GOAL: In full and without deviation, write out the entries that follow.

ENTRIES:
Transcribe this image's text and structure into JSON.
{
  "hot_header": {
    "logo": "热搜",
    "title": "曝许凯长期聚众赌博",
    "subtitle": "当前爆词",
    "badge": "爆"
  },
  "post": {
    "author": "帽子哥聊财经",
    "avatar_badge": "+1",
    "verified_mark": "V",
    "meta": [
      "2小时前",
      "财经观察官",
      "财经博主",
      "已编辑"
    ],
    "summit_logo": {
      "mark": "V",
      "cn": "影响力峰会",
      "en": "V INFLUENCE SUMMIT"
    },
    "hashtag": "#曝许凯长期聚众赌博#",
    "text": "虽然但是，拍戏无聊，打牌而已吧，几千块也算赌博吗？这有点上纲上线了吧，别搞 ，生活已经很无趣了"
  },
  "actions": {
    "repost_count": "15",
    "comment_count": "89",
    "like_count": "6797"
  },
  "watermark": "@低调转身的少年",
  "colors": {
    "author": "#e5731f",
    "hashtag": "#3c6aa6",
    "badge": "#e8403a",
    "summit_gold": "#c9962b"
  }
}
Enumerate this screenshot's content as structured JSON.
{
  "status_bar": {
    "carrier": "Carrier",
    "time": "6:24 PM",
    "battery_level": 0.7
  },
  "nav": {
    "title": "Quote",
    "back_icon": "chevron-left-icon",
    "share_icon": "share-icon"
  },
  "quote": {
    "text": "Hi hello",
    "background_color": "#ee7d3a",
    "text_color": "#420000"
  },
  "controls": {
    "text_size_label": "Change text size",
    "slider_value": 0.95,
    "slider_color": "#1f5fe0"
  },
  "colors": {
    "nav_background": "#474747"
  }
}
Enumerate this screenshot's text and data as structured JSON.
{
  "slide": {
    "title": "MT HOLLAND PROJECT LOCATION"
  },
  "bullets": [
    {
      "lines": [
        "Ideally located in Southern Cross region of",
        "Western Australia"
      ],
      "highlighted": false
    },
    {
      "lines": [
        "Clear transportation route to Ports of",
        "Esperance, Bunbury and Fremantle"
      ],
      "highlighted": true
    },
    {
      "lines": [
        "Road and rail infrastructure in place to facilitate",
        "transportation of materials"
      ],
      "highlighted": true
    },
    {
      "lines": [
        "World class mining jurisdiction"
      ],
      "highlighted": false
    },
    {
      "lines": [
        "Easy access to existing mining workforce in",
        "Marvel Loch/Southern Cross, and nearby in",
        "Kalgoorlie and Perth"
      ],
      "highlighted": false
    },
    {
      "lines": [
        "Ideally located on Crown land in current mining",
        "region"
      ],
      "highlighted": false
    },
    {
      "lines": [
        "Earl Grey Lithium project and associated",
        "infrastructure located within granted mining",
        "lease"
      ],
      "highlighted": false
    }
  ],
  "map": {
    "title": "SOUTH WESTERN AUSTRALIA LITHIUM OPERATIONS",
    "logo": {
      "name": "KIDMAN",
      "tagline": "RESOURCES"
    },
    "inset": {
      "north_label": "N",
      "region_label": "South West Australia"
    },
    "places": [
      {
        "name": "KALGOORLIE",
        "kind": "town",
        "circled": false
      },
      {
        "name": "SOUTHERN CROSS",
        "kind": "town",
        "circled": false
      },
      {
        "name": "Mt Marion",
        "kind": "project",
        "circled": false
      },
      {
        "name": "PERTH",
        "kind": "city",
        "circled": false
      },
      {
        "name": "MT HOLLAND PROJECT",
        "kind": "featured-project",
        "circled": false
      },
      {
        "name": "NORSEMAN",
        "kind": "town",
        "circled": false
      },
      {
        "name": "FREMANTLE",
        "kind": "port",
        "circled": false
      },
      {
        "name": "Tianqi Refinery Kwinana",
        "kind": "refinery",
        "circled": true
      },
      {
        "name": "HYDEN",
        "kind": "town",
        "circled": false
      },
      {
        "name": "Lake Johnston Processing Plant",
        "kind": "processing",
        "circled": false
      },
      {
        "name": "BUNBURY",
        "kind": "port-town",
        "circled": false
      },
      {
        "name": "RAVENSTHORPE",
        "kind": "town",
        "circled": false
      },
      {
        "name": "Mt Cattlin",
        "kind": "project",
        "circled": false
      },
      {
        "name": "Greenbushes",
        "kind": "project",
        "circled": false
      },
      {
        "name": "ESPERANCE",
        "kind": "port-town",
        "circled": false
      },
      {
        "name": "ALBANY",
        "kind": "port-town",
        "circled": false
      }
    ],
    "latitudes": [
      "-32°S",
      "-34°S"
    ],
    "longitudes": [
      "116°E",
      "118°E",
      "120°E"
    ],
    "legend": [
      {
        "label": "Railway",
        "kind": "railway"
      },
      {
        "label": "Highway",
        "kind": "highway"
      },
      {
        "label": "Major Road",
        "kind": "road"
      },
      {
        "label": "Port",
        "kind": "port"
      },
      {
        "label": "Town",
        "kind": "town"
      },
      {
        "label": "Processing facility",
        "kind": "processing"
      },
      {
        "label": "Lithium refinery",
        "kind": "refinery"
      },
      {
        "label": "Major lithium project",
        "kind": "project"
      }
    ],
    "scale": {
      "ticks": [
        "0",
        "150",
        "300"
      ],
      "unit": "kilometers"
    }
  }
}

PROBLEM SOLUTION:
Transcribe this image's text and structure into JSON.
{
  "hot_header": {
    "logo": "热搜",
    "title": "曝许凯长期聚众赌博",
    "subtitle": "当前爆词",
    "badge": "爆"
  },
  "post": {
    "author": "帽子哥聊财经",
    "avatar_badge": "+1",
    "verified_mark": "V",
    "meta": [
      "2小时前",
      "财经观察官",
      "财经博主",
      "已编辑"
    ],
    "summit_logo": {
      "mark": "V",
      "cn": "影响力峰会",
      "en": "V INFLUENCE SUMMIT"
    },
    "hashtag": "#曝许凯长期聚众赌博#",
    "text": "虽然但是，拍戏无聊，打牌而已吧，几千块也算赌博吗？这有点上纲上线了吧，别搞 ，生活已经很无趣了"
  },
  "actions": {
    "repost_count": "15",
    "comment_count": "89",
    "like_count": "6797"
  },
  "watermark": "@低调转身的少年",
  "colors": {
    "author": "#e5731f",
    "hashtag": "#3c6aa6",
    "badge": "#e8403a",
    "summit_gold": "#c9962b"
  }
}
Enumerate this screenshot's content as structured JSON.
{
  "status_bar": {
    "carrier": "Carrier",
    "time": "6:24 PM",
    "battery_level": 0.7
  },
  "nav": {
    "title": "Quote",
    "back_icon": "chevron-left-icon",
    "share_icon": "share-icon"
  },
  "quote": {
    "text": "Hi hello",
    "background_color": "#ee7d3a",
    "text_color": "#420000"
  },
  "controls": {
    "text_size_label": "Change text size",
    "slider_value": 0.95,
    "slider_color": "#1f5fe0"
  },
  "colors": {
    "nav_background": "#474747"
  }
}
Enumerate this screenshot's text and data as structured JSON.
{
  "slide": {
    "title": "MT HOLLAND PROJECT LOCATION"
  },
  "bullets": [
    {
      "lines": [
        "Ideally located in Southern Cross region of",
        "Western Australia"
      ],
      "highlighted": false
    },
    {
      "lines": [
        "Clear transportation route to Ports of",
        "Esperance, Bunbury and Fremantle"
      ],
      "highlighted": true
    },
    {
      "lines": [
        "Road and rail infrastructure in place to facilitate",
        "transportation of materials"
      ],
      "highlighted": true
    },
    {
      "lines": [
        "World class mining jurisdiction"
      ],
      "highlighted": false
    },
    {
      "lines": [
        "Easy access to existing mining workforce in",
        "Marvel Loch/Southern Cross, and nearby in",
        "Kalgoorlie and Perth"
      ],
      "highlighted": false
    },
    {
      "lines": [
        "Ideally located on Crown land in current mining",
        "region"
      ],
      "highlighted": false
    },
    {
      "lines": [
        "Earl Grey Lithium project and associated",
        "infrastructure located within granted mining",
        "lease"
      ],
      "highlighted": false
    }
  ],
  "map": {
    "title": "SOUTH WESTERN AUSTRALIA LITHIUM OPERATIONS",
    "logo": {
      "name": "KIDMAN",
      "tagline": "RESOURCES"
    },
    "inset": {
      "north_label": "N",
      "region_label": "South West Australia"
    },
    "places": [
      {
        "name": "KALGOORLIE",
        "kind": "town",
        "circled": false
      },
      {
        "name": "SOUTHERN CROSS",
        "kind": "town",
        "circled": false
      },
      {
        "name": "Mt Marion",
        "kind": "project",
        "circled": false
      },
      {
        "name": "PERTH",
        "kind": "city",
        "circled": false
      },
      {
        "name": "MT HOLLAND PROJECT",
        "kind": "featured-project",
        "circled": false
      },
      {
        "name": "NORSEMAN",
        "kind": "town",
        "circled": false
      },
      {
        "name": "FREMANTLE",
        "kind": "port",
        "circled": false
      },
      {
        "name": "Tianqi Refinery Kwinana",
        "kind": "refinery",
        "circled": true
      },
      {
        "name": "HYDEN",
        "kind": "town",
        "circled": false
      },
      {
        "name": "Lake Johnston Processing Plant",
        "kind": "processing",
        "circled": false
      },
      {
        "name": "BUNBURY",
        "kind": "port-town",
        "circled": false
      },
      {
        "name": "RAVENSTHORPE",
        "kind": "town",
        "circled": false
      },
      {
        "name": "Mt Cattlin",
        "kind": "project",
        "circled": false
      },
      {
        "name": "Greenbushes",
        "kind": "project",
        "circled": false
      },
      {
        "name": "ESPERANCE",
        "kind": "port-town",
        "circled": false
      },
      {
        "name": "ALBANY",
        "kind": "port-town",
        "circled": false
      }
    ],
    "latitudes": [
      "-32°S",
      "-34°S"
    ],
    "longitudes": [
      "116°E",
      "118°E",
      "120°E"
    ],
    "legend": [
      {
        "label": "Railway",
        "kind": "railway"
      },
      {
        "label": "Highway",
        "kind": "highway"
      },
      {
        "label": "Major Road",
        "kind": "road"
      },
      {
        "label": "Port",
        "kind": "port"
      },
      {
        "label": "Town",
        "kind": "town"
      },
      {
        "label": "Processing facility",
        "kind": "processing"
      },
      {
        "label": "Lithium refinery",
        "kind": "refinery"
      },
      {
        "label": "Major lithium project",
        "kind": "project"
      }
    ],
    "scale": {
      "ticks": [
        "0",
        "150",
        "300"
      ],
      "unit": "kilometers"
    }
  }
}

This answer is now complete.